**Task data:**

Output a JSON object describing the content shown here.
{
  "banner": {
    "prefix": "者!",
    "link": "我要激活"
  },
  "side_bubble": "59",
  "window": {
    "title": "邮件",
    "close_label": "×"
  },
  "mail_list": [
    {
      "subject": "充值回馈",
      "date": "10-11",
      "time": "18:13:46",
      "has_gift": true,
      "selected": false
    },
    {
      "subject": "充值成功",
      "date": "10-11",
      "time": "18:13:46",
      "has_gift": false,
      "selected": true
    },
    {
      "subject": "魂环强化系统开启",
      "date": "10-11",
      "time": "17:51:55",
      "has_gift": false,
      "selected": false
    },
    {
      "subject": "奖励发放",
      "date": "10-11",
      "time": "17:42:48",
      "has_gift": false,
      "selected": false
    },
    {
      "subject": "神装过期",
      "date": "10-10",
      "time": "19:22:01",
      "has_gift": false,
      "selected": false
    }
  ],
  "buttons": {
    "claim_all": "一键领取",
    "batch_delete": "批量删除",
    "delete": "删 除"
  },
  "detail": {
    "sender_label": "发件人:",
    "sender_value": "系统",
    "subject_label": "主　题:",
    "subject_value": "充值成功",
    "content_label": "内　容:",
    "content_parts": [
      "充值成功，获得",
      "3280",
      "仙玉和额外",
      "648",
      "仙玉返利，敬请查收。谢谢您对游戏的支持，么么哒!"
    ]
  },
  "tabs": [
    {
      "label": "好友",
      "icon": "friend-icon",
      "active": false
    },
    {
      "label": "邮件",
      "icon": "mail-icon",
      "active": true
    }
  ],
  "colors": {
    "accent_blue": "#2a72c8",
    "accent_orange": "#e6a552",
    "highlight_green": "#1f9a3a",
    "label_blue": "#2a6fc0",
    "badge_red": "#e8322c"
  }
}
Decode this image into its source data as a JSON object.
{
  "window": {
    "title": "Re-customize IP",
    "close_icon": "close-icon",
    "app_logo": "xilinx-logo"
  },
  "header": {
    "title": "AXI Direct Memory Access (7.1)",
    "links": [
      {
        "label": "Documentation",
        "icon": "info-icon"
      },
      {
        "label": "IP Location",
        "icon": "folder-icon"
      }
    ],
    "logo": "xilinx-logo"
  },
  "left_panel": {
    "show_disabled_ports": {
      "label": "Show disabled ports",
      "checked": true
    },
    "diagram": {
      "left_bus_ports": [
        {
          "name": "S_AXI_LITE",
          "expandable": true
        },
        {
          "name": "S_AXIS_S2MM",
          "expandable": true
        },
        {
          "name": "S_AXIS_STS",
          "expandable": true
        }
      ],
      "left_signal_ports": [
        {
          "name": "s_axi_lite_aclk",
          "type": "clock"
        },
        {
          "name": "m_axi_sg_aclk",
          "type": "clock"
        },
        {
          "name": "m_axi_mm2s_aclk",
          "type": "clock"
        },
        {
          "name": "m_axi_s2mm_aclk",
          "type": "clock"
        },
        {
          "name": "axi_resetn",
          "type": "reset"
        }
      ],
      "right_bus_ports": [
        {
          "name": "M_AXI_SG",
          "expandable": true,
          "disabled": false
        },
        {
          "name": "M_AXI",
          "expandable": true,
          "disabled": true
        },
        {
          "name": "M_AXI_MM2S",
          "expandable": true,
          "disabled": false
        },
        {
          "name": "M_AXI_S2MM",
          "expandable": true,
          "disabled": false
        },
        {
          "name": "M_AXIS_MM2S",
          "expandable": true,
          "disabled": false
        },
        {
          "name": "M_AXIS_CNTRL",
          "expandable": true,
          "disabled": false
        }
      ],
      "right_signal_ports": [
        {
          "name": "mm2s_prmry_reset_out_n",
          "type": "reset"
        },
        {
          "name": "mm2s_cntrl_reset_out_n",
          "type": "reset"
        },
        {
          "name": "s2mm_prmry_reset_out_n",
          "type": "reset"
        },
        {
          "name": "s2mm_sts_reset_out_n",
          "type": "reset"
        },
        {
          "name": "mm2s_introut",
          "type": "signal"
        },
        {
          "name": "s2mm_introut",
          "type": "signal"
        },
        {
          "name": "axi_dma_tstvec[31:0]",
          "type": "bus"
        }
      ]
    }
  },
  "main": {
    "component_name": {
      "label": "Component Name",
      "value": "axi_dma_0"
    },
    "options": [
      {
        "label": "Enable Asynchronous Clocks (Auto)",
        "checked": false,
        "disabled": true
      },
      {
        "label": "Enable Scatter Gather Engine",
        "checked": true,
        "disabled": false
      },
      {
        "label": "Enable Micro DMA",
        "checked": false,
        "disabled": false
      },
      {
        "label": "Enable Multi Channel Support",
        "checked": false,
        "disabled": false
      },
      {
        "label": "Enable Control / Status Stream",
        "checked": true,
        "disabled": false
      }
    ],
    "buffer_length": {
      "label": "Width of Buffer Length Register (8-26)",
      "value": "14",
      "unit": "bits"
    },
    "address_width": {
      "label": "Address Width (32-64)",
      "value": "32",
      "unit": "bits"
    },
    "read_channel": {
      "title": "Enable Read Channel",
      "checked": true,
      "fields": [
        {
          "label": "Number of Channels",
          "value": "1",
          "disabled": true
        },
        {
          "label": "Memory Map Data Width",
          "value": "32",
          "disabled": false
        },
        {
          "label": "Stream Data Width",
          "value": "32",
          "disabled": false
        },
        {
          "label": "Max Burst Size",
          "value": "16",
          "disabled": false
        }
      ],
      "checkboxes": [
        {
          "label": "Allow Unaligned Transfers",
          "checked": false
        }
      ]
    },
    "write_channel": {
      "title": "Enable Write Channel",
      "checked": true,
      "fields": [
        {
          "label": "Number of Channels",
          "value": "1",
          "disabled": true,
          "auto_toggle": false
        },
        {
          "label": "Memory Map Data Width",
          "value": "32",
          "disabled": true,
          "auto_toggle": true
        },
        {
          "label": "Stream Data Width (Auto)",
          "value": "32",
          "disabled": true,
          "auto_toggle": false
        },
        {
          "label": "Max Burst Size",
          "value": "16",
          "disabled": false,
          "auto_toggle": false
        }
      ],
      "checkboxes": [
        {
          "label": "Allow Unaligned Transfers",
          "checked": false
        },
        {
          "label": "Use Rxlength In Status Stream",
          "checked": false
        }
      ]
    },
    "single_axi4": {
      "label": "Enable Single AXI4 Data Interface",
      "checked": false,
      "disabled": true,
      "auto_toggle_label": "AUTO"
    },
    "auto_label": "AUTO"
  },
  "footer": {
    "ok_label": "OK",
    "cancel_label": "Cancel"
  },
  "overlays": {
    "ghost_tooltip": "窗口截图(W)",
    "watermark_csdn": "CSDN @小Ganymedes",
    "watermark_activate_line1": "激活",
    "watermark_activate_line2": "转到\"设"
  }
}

**Exercise details:**
Identify and copy all lines with the word "JSON".

**Output of the task:**
Output a JSON object describing the content shown here.
Decode this image into its source data as a JSON object.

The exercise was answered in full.